— BEGIN —

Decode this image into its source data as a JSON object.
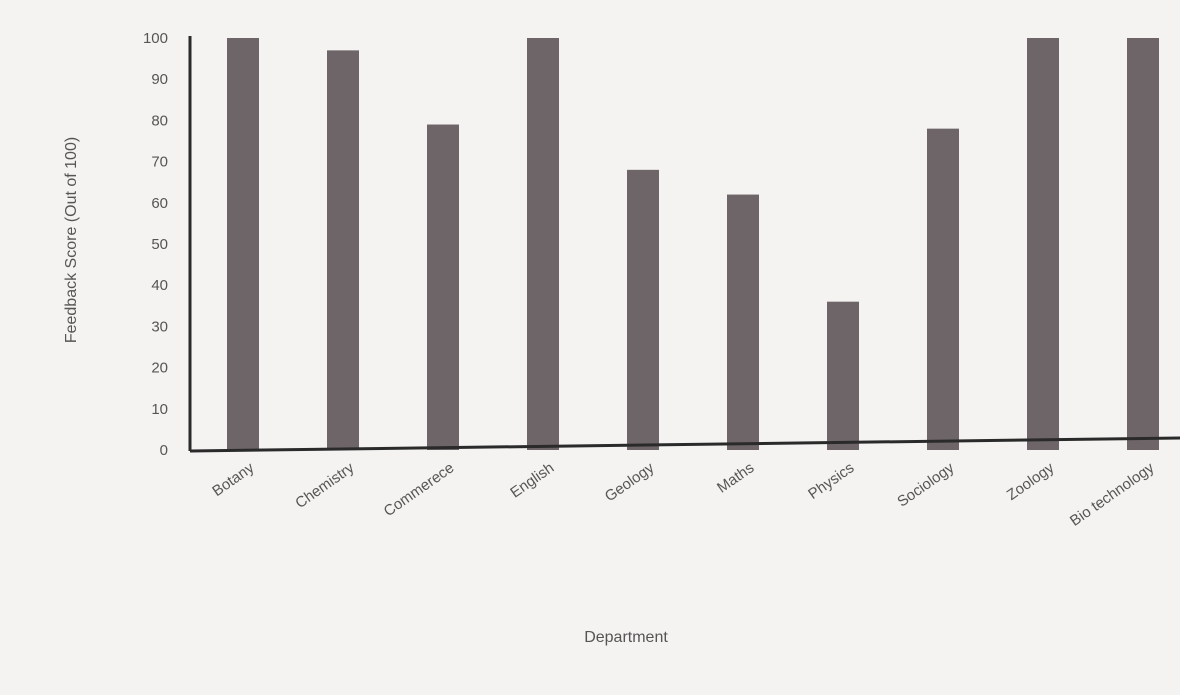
{
  "chart_data": {
    "type": "bar",
    "categories": [
      "Botany",
      "Chemistry",
      "Commerece",
      "English",
      "Geology",
      "Maths",
      "Physics",
      "Sociology",
      "Zoology",
      "Bio technology"
    ],
    "values": [
      100,
      97,
      79,
      100,
      68,
      62,
      36,
      78,
      100,
      100
    ],
    "title": "",
    "xlabel": "Department",
    "ylabel": "Feedback Score (Out of 100)",
    "ylim": [
      0,
      100
    ],
    "yticks": [
      0,
      10,
      20,
      30,
      40,
      50,
      60,
      70,
      80,
      90,
      100
    ],
    "grid": false,
    "legend": "none",
    "bar_color": "#6e6568",
    "axis_color": "#2a2a2a"
  }
}
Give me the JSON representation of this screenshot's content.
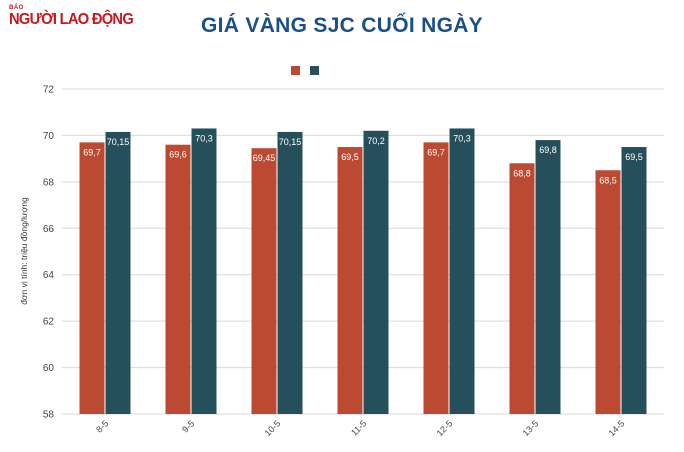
{
  "logo": {
    "top_text": "BÁO",
    "main_text": "NGƯỜI LAO ĐỘNG"
  },
  "colors": {
    "series_a": "#bc4932",
    "series_b": "#264f5c",
    "title": "#1b4f8c",
    "logo": "#c8171e",
    "grid": "#d9d9d9"
  },
  "chart_data": {
    "type": "bar",
    "title": "GIÁ VÀNG SJC CUỐI NGÀY",
    "xlabel": "",
    "ylabel": "đơn vị tính: triệu đồng/lượng",
    "categories": [
      "8-5",
      "9-5",
      "10-5",
      "11-5",
      "12-5",
      "13-5",
      "14-5"
    ],
    "series": [
      {
        "values": [
          69.7,
          69.6,
          69.45,
          69.5,
          69.7,
          68.8,
          68.5
        ],
        "labels": [
          "69,7",
          "69,6",
          "69,45",
          "69,5",
          "69,7",
          "68,8",
          "68,5"
        ]
      },
      {
        "values": [
          70.15,
          70.3,
          70.15,
          70.2,
          70.3,
          69.8,
          69.5
        ],
        "labels": [
          "70,15",
          "70,3",
          "70,15",
          "70,2",
          "70,3",
          "69,8",
          "69,5"
        ]
      }
    ],
    "ylim": [
      58,
      72
    ],
    "yticks": [
      58,
      60,
      62,
      64,
      66,
      68,
      70,
      72
    ],
    "grid": true,
    "legend": "top-center"
  }
}
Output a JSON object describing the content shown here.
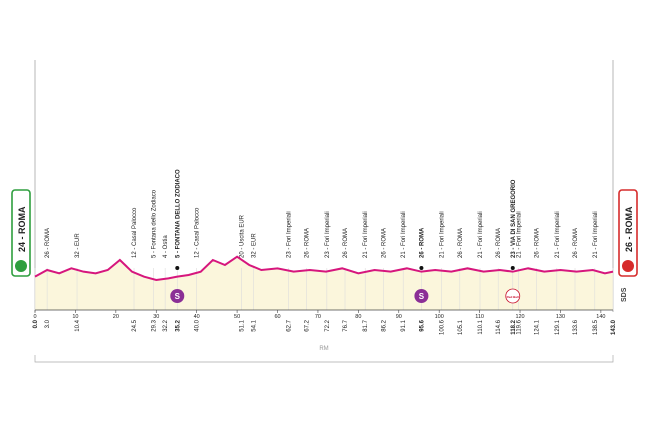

— END —

**DIRECTIVE**
Print out the whole of the material word for word, without pictures.

**ANSWER IN FULL**
Decode this image into its source data as a JSON object.
{
  "chart_data": {
    "type": "bar",
    "categories": [
      "Botany",
      "Chemistry",
      "Commerece",
      "English",
      "Geology",
      "Maths",
      "Physics",
      "Sociology",
      "Zoology",
      "Bio technology"
    ],
    "values": [
      100,
      97,
      79,
      100,
      68,
      62,
      36,
      78,
      100,
      100
    ],
    "title": "",
    "xlabel": "Department",
    "ylabel": "Feedback Score (Out of 100)",
    "ylim": [
      0,
      100
    ],
    "yticks": [
      0,
      10,
      20,
      30,
      40,
      50,
      60,
      70,
      80,
      90,
      100
    ],
    "grid": false,
    "legend": "none",
    "bar_color": "#6e6568",
    "axis_color": "#2a2a2a"
  }
}
Give me the JSON representation of this screenshot's content.
{
  "logo": {
    "top_text": "BÁO",
    "main_text": "NGƯỜI LAO ĐỘNG"
  },
  "colors": {
    "series_a": "#bc4932",
    "series_b": "#264f5c",
    "title": "#1b4f8c",
    "logo": "#c8171e",
    "grid": "#d9d9d9"
  },
  "chart_data": {
    "type": "bar",
    "title": "GIÁ VÀNG SJC CUỐI NGÀY",
    "xlabel": "",
    "ylabel": "đơn vị tính: triệu đồng/lượng",
    "categories": [
      "8-5",
      "9-5",
      "10-5",
      "11-5",
      "12-5",
      "13-5",
      "14-5"
    ],
    "series": [
      {
        "values": [
          69.7,
          69.6,
          69.45,
          69.5,
          69.7,
          68.8,
          68.5
        ],
        "labels": [
          "69,7",
          "69,6",
          "69,45",
          "69,5",
          "69,7",
          "68,8",
          "68,5"
        ]
      },
      {
        "values": [
          70.15,
          70.3,
          70.15,
          70.2,
          70.3,
          69.8,
          69.5
        ],
        "labels": [
          "70,15",
          "70,3",
          "70,15",
          "70,2",
          "70,3",
          "69,8",
          "69,5"
        ]
      }
    ],
    "ylim": [
      58,
      72
    ],
    "yticks": [
      58,
      60,
      62,
      64,
      66,
      68,
      70,
      72
    ],
    "grid": true,
    "legend": "top-center"
  }
}
Output a JSON object describing the content shown here.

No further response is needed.